* START ENTRIES PROVIDED *

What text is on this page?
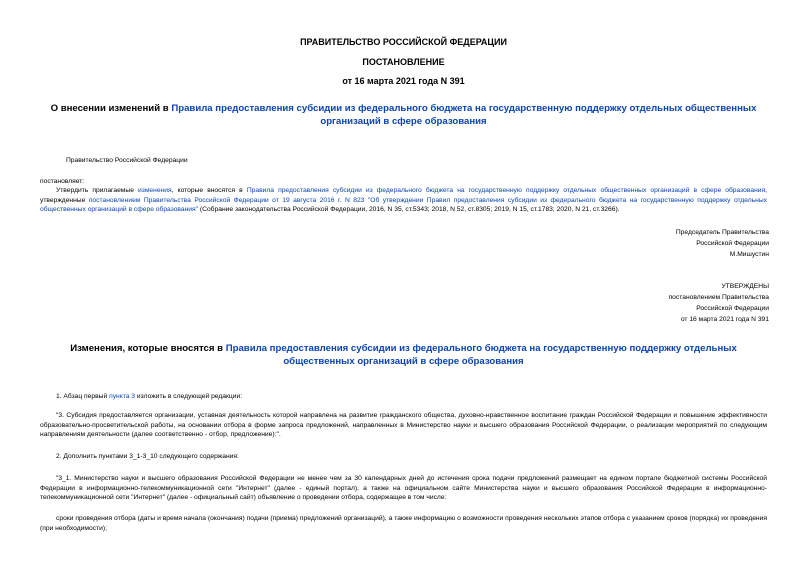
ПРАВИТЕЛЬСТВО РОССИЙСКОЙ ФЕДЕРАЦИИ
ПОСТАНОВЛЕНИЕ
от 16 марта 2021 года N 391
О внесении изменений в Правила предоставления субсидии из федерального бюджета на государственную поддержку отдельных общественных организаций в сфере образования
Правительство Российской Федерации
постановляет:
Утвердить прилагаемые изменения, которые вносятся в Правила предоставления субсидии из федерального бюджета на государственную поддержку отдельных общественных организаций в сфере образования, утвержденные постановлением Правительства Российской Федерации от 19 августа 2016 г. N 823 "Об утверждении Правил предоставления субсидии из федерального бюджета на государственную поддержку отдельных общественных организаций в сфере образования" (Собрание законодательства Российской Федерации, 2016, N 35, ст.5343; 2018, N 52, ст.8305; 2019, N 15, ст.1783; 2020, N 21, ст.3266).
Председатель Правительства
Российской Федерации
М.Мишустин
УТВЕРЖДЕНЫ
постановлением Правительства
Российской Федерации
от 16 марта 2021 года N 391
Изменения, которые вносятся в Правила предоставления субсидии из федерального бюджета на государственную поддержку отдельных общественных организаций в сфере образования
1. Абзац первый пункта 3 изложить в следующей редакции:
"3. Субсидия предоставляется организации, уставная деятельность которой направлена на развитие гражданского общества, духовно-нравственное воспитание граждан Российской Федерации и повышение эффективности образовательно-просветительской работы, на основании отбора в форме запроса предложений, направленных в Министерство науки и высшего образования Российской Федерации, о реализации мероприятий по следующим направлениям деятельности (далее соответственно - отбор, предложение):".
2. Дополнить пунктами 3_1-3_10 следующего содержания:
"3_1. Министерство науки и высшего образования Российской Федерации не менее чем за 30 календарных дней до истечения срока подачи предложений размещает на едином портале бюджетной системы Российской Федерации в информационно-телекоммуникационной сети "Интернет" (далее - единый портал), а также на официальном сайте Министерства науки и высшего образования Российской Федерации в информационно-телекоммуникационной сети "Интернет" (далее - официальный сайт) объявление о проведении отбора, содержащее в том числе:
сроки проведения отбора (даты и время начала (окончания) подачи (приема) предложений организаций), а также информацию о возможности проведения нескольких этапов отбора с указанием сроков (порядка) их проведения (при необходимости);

* END ENTRIES PROVIDED *

** THE EXERCISE **
Write the lines above out again exactly, without any of their pictures.

** SOLUTION FOR THIS PROBLEM **
What text is on this page?
ПРАВИТЕЛЬСТВО РОССИЙСКОЙ ФЕДЕРАЦИИ
ПОСТАНОВЛЕНИЕ
от 16 марта 2021 года N 391
О внесении изменений в Правила предоставления субсидии из федерального бюджета на государственную поддержку отдельных общественных организаций в сфере образования
Правительство Российской Федерации
постановляет:
Утвердить прилагаемые изменения, которые вносятся в Правила предоставления субсидии из федерального бюджета на государственную поддержку отдельных общественных организаций в сфере образования, утвержденные постановлением Правительства Российской Федерации от 19 августа 2016 г. N 823 "Об утверждении Правил предоставления субсидии из федерального бюджета на государственную поддержку отдельных общественных организаций в сфере образования" (Собрание законодательства Российской Федерации, 2016, N 35, ст.5343; 2018, N 52, ст.8305; 2019, N 15, ст.1783; 2020, N 21, ст.3266).
Председатель Правительства
Российской Федерации
М.Мишустин
УТВЕРЖДЕНЫ
постановлением Правительства
Российской Федерации
от 16 марта 2021 года N 391
Изменения, которые вносятся в Правила предоставления субсидии из федерального бюджета на государственную поддержку отдельных общественных организаций в сфере образования
1. Абзац первый пункта 3 изложить в следующей редакции:
"3. Субсидия предоставляется организации, уставная деятельность которой направлена на развитие гражданского общества, духовно-нравственное воспитание граждан Российской Федерации и повышение эффективности образовательно-просветительской работы, на основании отбора в форме запроса предложений, направленных в Министерство науки и высшего образования Российской Федерации, о реализации мероприятий по следующим направлениям деятельности (далее соответственно - отбор, предложение):".
2. Дополнить пунктами 3_1-3_10 следующего содержания:
"3_1. Министерство науки и высшего образования Российской Федерации не менее чем за 30 календарных дней до истечения срока подачи предложений размещает на едином портале бюджетной системы Российской Федерации в информационно-телекоммуникационной сети "Интернет" (далее - единый портал), а также на официальном сайте Министерства науки и высшего образования Российской Федерации в информационно-телекоммуникационной сети "Интернет" (далее - официальный сайт) объявление о проведении отбора, содержащее в том числе:
сроки проведения отбора (даты и время начала (окончания) подачи (приема) предложений организаций), а также информацию о возможности проведения нескольких этапов отбора с указанием сроков (порядка) их проведения (при необходимости);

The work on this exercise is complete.